* **Given request**:
Copy out each line that has "classification" in it.
++++ Records for the task ++++
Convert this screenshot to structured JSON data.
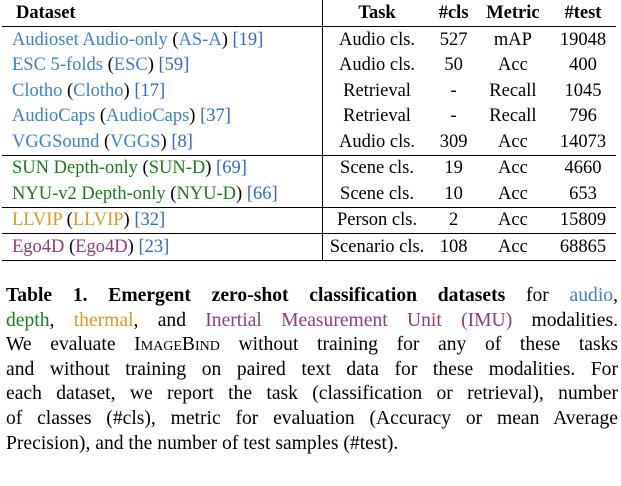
{
  "table": {
    "headers": {
      "dataset": "Dataset",
      "task": "Task",
      "cls": "#cls",
      "metric": "Metric",
      "test": "#test"
    },
    "rows": [
      {
        "name": "Audioset Audio-only",
        "abbr": "AS-A",
        "ref": "19",
        "task": "Audio cls.",
        "cls": "527",
        "metric": "mAP",
        "test": "19048",
        "modality": "audio"
      },
      {
        "name": "ESC 5-folds",
        "abbr": "ESC",
        "ref": "59",
        "task": "Audio cls.",
        "cls": "50",
        "metric": "Acc",
        "test": "400",
        "modality": "audio"
      },
      {
        "name": "Clotho",
        "abbr": "Clotho",
        "ref": "17",
        "task": "Retrieval",
        "cls": "-",
        "metric": "Recall",
        "test": "1045",
        "modality": "audio"
      },
      {
        "name": "AudioCaps",
        "abbr": "AudioCaps",
        "ref": "37",
        "task": "Retrieval",
        "cls": "-",
        "metric": "Recall",
        "test": "796",
        "modality": "audio"
      },
      {
        "name": "VGGSound",
        "abbr": "VGGS",
        "ref": "8",
        "task": "Audio cls.",
        "cls": "309",
        "metric": "Acc",
        "test": "14073",
        "modality": "audio"
      },
      {
        "name": "SUN Depth-only",
        "abbr": "SUN-D",
        "ref": "69",
        "task": "Scene cls.",
        "cls": "19",
        "metric": "Acc",
        "test": "4660",
        "modality": "depth"
      },
      {
        "name": "NYU-v2 Depth-only",
        "abbr": "NYU-D",
        "ref": "66",
        "task": "Scene cls.",
        "cls": "10",
        "metric": "Acc",
        "test": "653",
        "modality": "depth"
      },
      {
        "name": "LLVIP",
        "abbr": "LLVIP",
        "ref": "32",
        "task": "Person cls.",
        "cls": "2",
        "metric": "Acc",
        "test": "15809",
        "modality": "thermal"
      },
      {
        "name": "Ego4D",
        "abbr": "Ego4D",
        "ref": "23",
        "task": "Scenario cls.",
        "cls": "108",
        "metric": "Acc",
        "test": "68865",
        "modality": "imu"
      }
    ]
  },
  "caption": {
    "label": "Table 1.",
    "title": "Emergent zero-shot classification datasets",
    "for_text": "for",
    "mod_audio": "audio",
    "mod_depth": "depth",
    "mod_thermal": "thermal",
    "mod_imu": "Inertial Measurement Unit (IMU)",
    "modalities_text": "modalities.",
    "line2_sep": ",",
    "and_text": ", and",
    "we_evaluate": "We evaluate",
    "model_name": "ImageBind",
    "line3_rest": "without training for any of these tasks",
    "line4": "and without training on paired text data for these modalities. For",
    "line5": "each dataset, we report the task (classification or retrieval), number",
    "line6": "of classes (#cls), metric for evaluation (Accuracy or mean Average",
    "line7": "Precision), and the number of test samples (#test)."
  },
  "colors": {
    "audio": "#3d7fd6",
    "depth": "#1d7a1d",
    "thermal": "#d99a1f",
    "imu": "#8e3d7e",
    "citation": "#3366cc"
  }
}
++++
* **Output below**:
    "title": "Emergent zero-shot classification datasets",
    "line5": "each dataset, we report the task (classification or retrieval), number",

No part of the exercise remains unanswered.